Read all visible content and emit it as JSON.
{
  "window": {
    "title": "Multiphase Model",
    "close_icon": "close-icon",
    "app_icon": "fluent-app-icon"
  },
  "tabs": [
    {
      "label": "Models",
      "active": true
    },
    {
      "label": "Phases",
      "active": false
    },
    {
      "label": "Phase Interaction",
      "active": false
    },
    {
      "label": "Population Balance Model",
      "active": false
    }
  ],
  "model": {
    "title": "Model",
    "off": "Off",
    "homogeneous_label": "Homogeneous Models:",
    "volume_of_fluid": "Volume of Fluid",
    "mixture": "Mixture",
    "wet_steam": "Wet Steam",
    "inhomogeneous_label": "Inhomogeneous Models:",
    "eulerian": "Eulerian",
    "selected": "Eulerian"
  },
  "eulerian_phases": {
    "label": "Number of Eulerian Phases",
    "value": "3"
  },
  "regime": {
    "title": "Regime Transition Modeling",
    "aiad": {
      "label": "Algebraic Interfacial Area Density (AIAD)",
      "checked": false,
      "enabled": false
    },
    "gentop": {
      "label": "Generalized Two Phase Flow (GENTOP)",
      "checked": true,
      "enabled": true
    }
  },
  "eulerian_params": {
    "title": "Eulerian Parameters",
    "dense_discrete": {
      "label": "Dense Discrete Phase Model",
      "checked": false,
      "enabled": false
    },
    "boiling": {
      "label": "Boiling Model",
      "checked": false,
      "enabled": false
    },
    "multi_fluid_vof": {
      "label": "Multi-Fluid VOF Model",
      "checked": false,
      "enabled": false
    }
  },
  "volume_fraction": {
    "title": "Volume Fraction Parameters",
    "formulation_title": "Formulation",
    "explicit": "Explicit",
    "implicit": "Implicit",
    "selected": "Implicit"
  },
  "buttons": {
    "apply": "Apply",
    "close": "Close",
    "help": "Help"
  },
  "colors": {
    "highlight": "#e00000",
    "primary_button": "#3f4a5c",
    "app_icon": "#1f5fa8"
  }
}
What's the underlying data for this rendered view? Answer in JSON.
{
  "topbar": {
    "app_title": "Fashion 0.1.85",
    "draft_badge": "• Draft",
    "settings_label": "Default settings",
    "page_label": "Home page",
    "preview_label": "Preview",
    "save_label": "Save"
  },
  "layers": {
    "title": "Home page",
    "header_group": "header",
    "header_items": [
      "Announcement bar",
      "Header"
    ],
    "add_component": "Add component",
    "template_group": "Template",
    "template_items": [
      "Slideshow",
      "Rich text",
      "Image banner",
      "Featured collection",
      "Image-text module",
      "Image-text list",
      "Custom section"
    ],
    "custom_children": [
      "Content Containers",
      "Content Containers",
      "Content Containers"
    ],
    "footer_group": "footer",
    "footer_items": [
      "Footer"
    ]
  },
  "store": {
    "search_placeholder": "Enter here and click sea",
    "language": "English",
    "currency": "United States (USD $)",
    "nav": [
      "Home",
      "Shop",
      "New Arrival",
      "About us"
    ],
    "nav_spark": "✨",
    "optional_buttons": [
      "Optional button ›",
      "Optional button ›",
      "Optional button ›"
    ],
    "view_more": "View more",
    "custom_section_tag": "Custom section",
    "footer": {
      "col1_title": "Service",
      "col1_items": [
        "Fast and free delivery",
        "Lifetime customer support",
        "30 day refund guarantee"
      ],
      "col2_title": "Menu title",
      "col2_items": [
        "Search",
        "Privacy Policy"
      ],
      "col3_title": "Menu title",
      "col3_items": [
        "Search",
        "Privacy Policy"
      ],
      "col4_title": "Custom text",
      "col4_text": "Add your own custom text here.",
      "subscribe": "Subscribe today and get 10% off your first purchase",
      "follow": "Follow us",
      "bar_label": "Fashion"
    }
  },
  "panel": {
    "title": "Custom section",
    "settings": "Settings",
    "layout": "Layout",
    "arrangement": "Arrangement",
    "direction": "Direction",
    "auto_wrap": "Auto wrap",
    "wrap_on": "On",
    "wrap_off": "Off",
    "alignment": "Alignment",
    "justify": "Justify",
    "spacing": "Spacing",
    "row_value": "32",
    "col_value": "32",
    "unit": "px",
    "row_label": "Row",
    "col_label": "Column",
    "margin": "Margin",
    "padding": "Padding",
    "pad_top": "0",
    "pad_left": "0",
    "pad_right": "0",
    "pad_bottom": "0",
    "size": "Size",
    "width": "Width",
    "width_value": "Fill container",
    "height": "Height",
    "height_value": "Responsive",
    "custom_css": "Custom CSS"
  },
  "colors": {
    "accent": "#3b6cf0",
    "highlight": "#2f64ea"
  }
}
————
Your goal ▸ Select and copy each line from the data that includes the word "Menu".

Answer below ▸
      "col2_title": "Menu title",
      "col3_title": "Menu title",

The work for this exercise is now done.